In the material below, count the lines with the word "Accuracy" and state that number only.

[Records from a data collection]
+ + + + +
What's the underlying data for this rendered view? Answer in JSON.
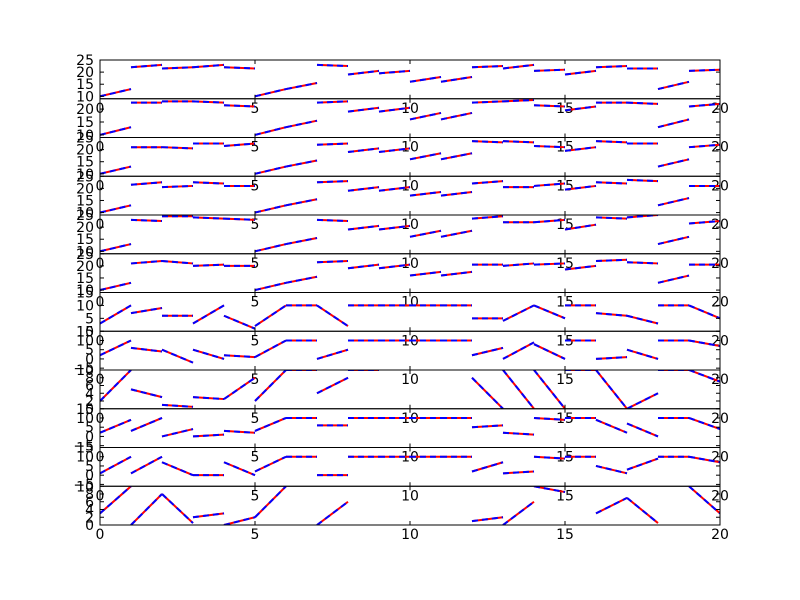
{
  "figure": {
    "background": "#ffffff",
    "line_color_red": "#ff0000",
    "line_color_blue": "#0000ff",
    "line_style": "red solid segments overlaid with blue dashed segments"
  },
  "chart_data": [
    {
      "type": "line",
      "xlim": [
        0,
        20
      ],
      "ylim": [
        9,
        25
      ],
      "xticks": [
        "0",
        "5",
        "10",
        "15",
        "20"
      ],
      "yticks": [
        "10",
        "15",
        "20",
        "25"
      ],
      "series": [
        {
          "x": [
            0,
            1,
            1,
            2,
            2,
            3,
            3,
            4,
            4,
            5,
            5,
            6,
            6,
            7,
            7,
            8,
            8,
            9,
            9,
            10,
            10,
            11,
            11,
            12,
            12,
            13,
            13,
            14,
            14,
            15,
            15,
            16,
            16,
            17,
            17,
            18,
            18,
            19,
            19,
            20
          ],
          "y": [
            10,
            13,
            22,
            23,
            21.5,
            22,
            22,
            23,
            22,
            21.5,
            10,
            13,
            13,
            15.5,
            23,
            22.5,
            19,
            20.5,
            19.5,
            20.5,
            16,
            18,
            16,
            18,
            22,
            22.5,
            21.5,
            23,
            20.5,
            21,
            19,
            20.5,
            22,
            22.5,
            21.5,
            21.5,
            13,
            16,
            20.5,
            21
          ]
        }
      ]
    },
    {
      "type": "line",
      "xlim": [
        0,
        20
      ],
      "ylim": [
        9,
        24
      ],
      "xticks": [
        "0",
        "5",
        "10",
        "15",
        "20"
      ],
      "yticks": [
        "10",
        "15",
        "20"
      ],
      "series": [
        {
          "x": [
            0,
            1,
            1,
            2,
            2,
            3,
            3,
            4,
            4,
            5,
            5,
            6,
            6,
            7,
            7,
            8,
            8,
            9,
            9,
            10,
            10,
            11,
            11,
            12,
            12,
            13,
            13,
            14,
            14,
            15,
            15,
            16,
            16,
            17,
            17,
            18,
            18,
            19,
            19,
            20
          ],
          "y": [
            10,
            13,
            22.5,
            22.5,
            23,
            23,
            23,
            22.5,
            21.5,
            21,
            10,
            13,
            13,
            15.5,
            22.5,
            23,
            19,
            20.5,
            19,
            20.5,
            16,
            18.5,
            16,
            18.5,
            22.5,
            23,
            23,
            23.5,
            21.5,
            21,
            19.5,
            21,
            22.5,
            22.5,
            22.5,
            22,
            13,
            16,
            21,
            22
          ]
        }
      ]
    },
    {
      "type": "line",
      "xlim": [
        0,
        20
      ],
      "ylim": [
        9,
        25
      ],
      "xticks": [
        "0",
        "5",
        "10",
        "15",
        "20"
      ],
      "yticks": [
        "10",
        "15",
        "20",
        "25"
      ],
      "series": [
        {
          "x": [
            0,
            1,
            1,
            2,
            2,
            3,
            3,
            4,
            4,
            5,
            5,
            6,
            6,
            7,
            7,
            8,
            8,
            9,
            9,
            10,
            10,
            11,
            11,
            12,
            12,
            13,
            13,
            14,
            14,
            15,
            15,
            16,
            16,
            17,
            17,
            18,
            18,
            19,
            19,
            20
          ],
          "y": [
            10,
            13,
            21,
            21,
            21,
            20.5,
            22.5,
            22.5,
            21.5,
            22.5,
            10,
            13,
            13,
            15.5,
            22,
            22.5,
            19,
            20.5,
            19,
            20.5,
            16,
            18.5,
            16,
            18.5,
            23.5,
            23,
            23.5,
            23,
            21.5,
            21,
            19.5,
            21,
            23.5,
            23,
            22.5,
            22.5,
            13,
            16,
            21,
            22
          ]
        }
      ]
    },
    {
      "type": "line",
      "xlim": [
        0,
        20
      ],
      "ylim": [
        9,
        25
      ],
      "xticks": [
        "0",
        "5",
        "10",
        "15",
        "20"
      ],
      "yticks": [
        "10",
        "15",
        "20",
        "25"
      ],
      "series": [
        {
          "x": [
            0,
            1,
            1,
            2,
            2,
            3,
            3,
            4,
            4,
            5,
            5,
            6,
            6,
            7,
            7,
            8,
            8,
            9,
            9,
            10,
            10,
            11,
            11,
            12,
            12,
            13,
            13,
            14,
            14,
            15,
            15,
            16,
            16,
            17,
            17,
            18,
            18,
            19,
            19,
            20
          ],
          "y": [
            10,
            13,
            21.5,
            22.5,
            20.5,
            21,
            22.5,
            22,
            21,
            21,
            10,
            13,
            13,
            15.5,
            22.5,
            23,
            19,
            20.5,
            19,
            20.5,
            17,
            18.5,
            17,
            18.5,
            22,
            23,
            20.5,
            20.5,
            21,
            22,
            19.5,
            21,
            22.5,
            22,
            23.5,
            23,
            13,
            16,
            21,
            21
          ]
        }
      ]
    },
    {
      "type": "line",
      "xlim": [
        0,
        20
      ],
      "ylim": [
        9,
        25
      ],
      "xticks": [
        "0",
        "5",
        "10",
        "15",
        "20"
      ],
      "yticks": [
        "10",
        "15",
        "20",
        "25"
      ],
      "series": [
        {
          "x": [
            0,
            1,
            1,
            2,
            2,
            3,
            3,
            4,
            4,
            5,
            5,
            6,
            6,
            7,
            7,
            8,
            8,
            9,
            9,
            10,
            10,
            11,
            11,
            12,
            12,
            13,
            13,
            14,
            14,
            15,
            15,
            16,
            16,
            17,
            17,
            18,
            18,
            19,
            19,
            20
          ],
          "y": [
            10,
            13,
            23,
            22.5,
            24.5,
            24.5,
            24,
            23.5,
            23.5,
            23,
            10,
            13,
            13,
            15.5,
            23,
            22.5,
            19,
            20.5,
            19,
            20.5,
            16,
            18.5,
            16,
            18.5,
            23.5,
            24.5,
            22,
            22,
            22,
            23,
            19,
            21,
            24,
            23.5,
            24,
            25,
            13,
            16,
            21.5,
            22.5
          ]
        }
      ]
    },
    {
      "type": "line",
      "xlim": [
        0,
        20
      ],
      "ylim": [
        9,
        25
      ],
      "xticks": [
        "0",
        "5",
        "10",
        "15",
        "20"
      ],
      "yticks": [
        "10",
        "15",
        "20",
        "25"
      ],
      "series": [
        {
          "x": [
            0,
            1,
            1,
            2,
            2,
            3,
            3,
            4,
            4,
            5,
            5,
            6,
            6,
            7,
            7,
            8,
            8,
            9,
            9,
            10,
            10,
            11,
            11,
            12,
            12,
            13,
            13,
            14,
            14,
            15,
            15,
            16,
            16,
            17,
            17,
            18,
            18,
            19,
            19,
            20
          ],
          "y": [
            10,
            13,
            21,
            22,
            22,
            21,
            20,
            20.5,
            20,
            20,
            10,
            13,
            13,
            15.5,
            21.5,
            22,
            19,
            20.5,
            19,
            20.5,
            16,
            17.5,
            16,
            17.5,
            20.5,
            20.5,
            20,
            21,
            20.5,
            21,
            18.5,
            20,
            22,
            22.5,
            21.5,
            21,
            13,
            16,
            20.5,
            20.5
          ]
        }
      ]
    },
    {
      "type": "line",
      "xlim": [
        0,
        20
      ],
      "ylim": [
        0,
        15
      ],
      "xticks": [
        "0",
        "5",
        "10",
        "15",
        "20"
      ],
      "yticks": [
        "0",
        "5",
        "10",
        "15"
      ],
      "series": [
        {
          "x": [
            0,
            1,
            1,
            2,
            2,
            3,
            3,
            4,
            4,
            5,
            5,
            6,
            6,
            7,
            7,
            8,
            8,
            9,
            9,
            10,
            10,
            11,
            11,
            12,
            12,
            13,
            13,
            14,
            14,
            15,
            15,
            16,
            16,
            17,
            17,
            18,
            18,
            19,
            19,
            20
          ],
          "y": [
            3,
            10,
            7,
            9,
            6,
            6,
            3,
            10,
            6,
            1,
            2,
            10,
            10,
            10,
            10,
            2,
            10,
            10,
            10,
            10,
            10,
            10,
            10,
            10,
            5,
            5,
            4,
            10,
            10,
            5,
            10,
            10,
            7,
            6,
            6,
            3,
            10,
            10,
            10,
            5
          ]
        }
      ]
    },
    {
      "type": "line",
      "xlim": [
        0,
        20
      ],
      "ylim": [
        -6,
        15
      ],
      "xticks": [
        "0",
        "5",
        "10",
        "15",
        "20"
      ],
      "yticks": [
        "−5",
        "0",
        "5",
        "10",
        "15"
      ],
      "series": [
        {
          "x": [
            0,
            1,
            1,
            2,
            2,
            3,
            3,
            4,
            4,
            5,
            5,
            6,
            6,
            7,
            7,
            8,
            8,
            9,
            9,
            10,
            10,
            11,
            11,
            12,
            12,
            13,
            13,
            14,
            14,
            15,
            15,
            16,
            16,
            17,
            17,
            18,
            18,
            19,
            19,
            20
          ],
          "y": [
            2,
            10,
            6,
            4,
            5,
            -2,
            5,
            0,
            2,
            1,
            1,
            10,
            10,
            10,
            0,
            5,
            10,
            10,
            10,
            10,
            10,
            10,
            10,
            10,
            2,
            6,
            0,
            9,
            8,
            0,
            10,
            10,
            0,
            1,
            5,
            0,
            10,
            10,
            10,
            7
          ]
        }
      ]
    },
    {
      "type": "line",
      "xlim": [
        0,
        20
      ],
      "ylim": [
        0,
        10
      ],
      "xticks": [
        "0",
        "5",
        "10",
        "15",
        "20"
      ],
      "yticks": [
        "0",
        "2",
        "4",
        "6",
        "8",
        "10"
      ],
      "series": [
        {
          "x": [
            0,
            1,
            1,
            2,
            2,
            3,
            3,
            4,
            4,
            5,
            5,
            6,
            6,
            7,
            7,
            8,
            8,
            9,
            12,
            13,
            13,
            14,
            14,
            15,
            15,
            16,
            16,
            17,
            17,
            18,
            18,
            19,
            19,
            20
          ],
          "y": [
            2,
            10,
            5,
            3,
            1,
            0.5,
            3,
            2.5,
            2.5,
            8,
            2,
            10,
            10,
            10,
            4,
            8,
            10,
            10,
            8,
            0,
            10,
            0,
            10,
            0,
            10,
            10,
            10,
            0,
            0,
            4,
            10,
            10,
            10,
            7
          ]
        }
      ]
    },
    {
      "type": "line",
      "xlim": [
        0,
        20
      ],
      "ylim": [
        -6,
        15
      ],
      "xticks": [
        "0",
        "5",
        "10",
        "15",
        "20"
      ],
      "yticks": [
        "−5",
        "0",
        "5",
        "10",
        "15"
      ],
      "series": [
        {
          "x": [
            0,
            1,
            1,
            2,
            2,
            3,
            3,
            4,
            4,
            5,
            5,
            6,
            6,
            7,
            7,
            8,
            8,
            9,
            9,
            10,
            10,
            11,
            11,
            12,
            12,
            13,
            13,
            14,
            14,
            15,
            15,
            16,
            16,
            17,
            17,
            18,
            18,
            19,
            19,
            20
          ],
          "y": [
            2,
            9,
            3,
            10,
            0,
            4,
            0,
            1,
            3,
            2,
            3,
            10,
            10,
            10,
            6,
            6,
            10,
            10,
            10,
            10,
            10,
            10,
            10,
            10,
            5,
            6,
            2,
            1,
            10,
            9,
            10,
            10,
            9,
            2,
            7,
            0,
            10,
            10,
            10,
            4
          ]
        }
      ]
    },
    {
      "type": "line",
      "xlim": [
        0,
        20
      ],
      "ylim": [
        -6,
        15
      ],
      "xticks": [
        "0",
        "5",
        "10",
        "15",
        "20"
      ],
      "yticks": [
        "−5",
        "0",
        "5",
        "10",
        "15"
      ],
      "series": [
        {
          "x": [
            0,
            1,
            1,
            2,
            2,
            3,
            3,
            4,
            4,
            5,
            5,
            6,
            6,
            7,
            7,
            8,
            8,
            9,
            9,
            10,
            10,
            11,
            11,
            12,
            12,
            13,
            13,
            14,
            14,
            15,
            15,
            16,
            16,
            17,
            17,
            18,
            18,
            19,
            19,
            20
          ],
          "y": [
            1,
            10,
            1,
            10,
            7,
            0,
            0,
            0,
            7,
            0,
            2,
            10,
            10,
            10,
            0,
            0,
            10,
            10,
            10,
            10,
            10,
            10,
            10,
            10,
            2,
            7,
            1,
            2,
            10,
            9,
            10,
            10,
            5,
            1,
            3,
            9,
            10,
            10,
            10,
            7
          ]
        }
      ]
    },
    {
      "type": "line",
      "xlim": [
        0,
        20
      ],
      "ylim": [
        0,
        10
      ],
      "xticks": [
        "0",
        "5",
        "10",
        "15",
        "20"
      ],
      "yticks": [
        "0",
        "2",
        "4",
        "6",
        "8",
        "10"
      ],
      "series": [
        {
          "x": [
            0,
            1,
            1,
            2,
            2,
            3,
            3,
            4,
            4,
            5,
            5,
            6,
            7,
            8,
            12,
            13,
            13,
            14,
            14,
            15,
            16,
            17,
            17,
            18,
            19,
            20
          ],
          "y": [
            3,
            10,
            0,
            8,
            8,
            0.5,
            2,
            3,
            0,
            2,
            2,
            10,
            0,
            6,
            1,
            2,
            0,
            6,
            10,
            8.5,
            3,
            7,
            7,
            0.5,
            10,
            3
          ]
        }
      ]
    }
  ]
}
+ + + + +
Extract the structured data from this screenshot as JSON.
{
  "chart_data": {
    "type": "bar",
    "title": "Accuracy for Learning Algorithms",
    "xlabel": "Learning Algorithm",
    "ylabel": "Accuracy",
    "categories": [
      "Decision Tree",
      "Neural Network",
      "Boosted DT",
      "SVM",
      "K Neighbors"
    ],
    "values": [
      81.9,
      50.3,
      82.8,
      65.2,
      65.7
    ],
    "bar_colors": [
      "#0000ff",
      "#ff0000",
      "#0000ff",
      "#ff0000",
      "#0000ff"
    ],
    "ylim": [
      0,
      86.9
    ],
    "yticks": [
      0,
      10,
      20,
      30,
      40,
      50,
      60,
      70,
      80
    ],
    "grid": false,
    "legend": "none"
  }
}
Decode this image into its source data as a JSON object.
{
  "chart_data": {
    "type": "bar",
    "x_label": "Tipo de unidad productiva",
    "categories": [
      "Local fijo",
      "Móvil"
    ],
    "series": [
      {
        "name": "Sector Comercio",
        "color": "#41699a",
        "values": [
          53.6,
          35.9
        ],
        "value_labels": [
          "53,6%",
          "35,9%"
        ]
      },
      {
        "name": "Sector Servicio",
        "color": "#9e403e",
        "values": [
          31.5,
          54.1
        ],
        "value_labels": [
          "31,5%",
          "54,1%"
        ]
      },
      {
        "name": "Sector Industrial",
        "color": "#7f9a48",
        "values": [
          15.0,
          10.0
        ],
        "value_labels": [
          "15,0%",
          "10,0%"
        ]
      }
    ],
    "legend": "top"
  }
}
+ + + + +
• _Task result_
2